-- START RECORDS FOR THE TASK --

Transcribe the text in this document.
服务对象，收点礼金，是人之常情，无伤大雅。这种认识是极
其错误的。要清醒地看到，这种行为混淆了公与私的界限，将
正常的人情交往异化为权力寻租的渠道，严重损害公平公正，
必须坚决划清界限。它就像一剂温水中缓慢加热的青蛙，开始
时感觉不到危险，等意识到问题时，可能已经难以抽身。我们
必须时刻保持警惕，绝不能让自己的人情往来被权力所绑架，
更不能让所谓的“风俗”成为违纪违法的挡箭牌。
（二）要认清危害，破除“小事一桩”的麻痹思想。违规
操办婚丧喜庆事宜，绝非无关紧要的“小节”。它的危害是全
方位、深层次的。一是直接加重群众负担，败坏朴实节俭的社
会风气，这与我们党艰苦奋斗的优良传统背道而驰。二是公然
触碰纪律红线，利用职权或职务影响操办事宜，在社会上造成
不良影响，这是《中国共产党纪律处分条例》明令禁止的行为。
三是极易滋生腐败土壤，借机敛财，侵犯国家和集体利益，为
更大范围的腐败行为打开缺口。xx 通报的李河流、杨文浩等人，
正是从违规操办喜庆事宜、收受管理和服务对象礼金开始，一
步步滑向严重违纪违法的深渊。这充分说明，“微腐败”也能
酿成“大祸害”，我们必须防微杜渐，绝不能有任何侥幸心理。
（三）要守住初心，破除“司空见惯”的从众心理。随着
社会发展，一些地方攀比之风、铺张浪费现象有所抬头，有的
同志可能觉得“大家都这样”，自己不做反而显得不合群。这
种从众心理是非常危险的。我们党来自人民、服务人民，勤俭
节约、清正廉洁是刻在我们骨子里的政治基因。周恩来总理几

-- END RECORDS FOR THE TASK --

§ **WHAT THE EXERCISE ASKS**
Please output the complete data exactly.

§ **TASK SOLUTION**
Transcribe the text in this document.
服务对象，收点礼金，是人之常情，无伤大雅。这种认识是极
其错误的。要清醒地看到，这种行为混淆了公与私的界限，将
正常的人情交往异化为权力寻租的渠道，严重损害公平公正，
必须坚决划清界限。它就像一剂温水中缓慢加热的青蛙，开始
时感觉不到危险，等意识到问题时，可能已经难以抽身。我们
必须时刻保持警惕，绝不能让自己的人情往来被权力所绑架，
更不能让所谓的“风俗”成为违纪违法的挡箭牌。
（二）要认清危害，破除“小事一桩”的麻痹思想。违规
操办婚丧喜庆事宜，绝非无关紧要的“小节”。它的危害是全
方位、深层次的。一是直接加重群众负担，败坏朴实节俭的社
会风气，这与我们党艰苦奋斗的优良传统背道而驰。二是公然
触碰纪律红线，利用职权或职务影响操办事宜，在社会上造成
不良影响，这是《中国共产党纪律处分条例》明令禁止的行为。
三是极易滋生腐败土壤，借机敛财，侵犯国家和集体利益，为
更大范围的腐败行为打开缺口。xx 通报的李河流、杨文浩等人，
正是从违规操办喜庆事宜、收受管理和服务对象礼金开始，一
步步滑向严重违纪违法的深渊。这充分说明，“微腐败”也能
酿成“大祸害”，我们必须防微杜渐，绝不能有任何侥幸心理。
（三）要守住初心，破除“司空见惯”的从众心理。随着
社会发展，一些地方攀比之风、铺张浪费现象有所抬头，有的
同志可能觉得“大家都这样”，自己不做反而显得不合群。这
种从众心理是非常危险的。我们党来自人民、服务人民，勤俭
节约、清正廉洁是刻在我们骨子里的政治基因。周恩来总理几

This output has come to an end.